# Description of the task:
Extract the whole listing as it stands. Do not include the pictures.

# Record set:
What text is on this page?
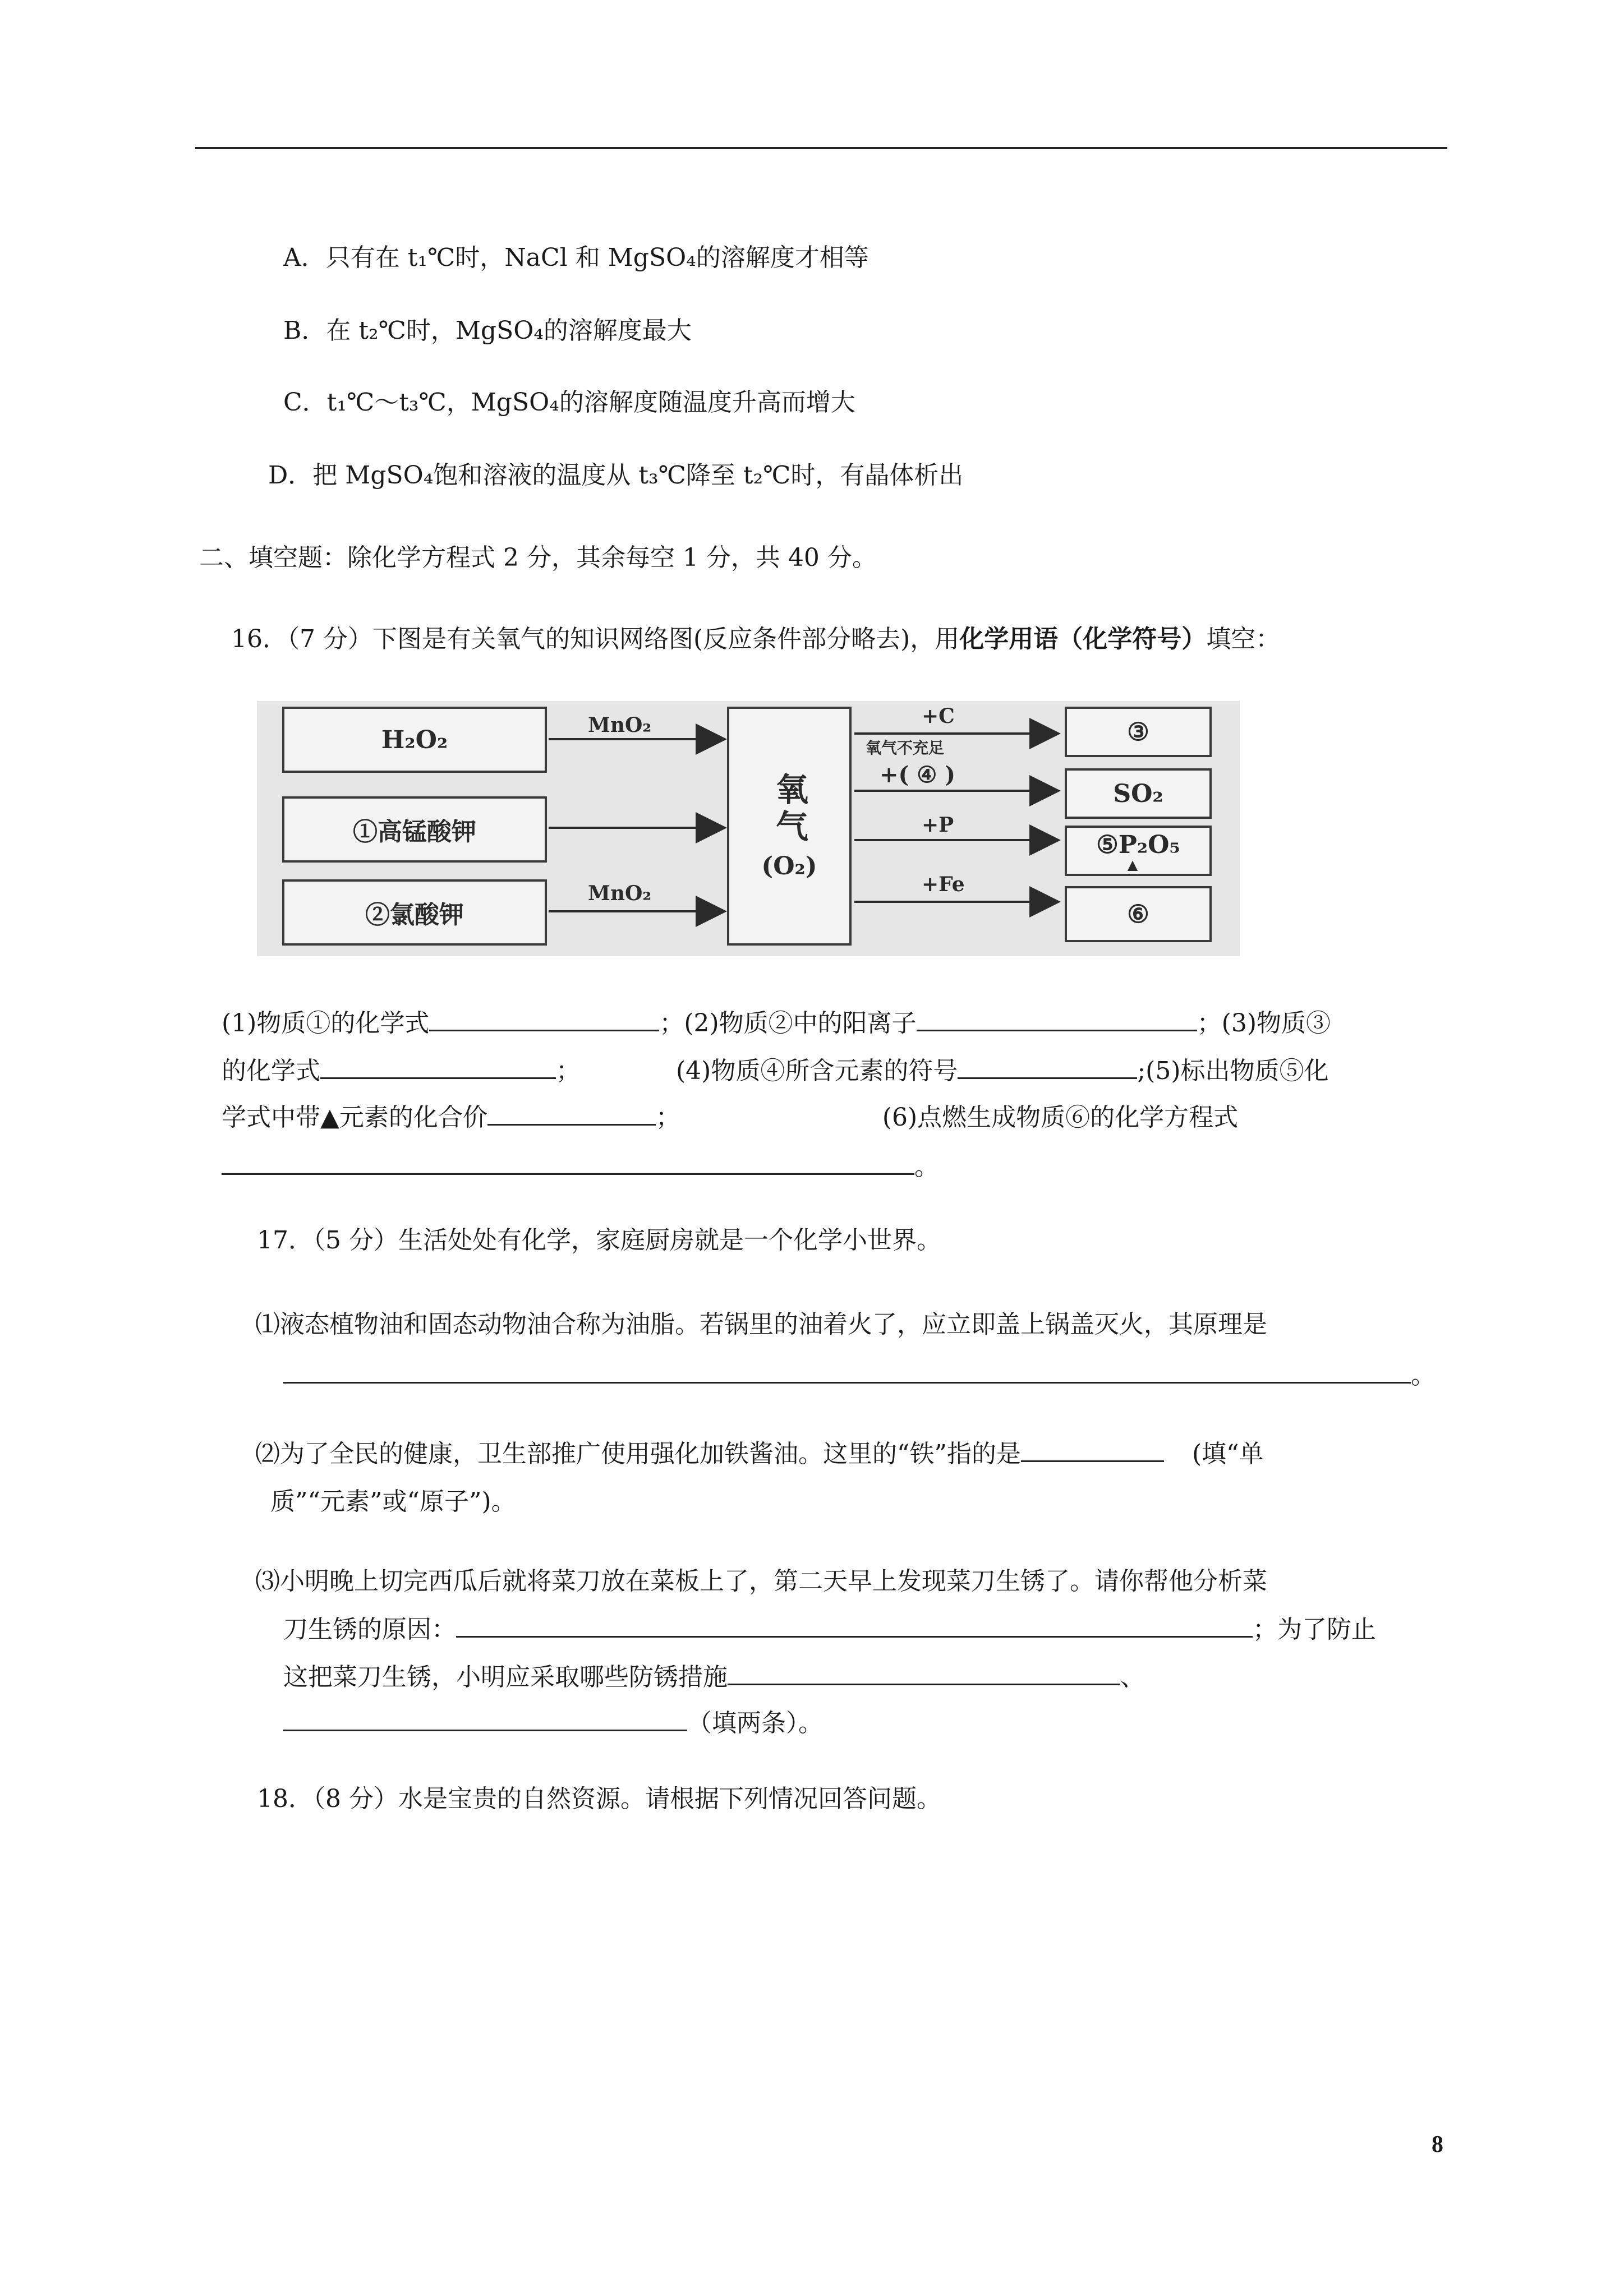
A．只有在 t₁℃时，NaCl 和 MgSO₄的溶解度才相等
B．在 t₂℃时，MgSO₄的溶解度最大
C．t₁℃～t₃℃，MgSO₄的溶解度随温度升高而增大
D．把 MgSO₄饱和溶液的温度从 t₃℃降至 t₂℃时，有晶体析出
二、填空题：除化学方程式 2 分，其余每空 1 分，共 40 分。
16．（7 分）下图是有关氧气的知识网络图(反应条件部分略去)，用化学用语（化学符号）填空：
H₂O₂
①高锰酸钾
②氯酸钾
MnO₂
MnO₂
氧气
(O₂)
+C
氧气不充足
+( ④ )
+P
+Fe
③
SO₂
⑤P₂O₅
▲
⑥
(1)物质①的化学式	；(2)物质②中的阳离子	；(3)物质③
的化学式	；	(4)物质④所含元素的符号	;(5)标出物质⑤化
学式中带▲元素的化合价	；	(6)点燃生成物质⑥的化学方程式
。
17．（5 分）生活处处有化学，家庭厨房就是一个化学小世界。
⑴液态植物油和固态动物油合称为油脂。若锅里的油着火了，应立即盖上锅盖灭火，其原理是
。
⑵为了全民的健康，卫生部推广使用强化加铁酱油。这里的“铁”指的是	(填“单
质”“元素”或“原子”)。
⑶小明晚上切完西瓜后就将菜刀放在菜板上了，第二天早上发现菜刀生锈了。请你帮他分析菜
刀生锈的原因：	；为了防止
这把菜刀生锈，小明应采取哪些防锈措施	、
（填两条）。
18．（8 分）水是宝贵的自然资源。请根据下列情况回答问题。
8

# Answer to this exercise:
What text is on this page?
A．只有在 t₁℃时，NaCl 和 MgSO₄的溶解度才相等
B．在 t₂℃时，MgSO₄的溶解度最大
C．t₁℃～t₃℃，MgSO₄的溶解度随温度升高而增大
D．把 MgSO₄饱和溶液的温度从 t₃℃降至 t₂℃时，有晶体析出
二、填空题：除化学方程式 2 分，其余每空 1 分，共 40 分。
16．（7 分）下图是有关氧气的知识网络图(反应条件部分略去)，用化学用语（化学符号）填空：
H₂O₂
①高锰酸钾
②氯酸钾
MnO₂
MnO₂
氧气
(O₂)
+C
氧气不充足
+( ④ )
+P
+Fe
③
SO₂
⑤P₂O₅
▲
⑥
(1)物质①的化学式	；(2)物质②中的阳离子	；(3)物质③
的化学式	；	(4)物质④所含元素的符号	;(5)标出物质⑤化
学式中带▲元素的化合价	；	(6)点燃生成物质⑥的化学方程式
。
17．（5 分）生活处处有化学，家庭厨房就是一个化学小世界。
⑴液态植物油和固态动物油合称为油脂。若锅里的油着火了，应立即盖上锅盖灭火，其原理是
。
⑵为了全民的健康，卫生部推广使用强化加铁酱油。这里的“铁”指的是	(填“单
质”“元素”或“原子”)。
⑶小明晚上切完西瓜后就将菜刀放在菜板上了，第二天早上发现菜刀生锈了。请你帮他分析菜
刀生锈的原因：	；为了防止
这把菜刀生锈，小明应采取哪些防锈措施	、
（填两条）。
18．（8 分）水是宝贵的自然资源。请根据下列情况回答问题。
8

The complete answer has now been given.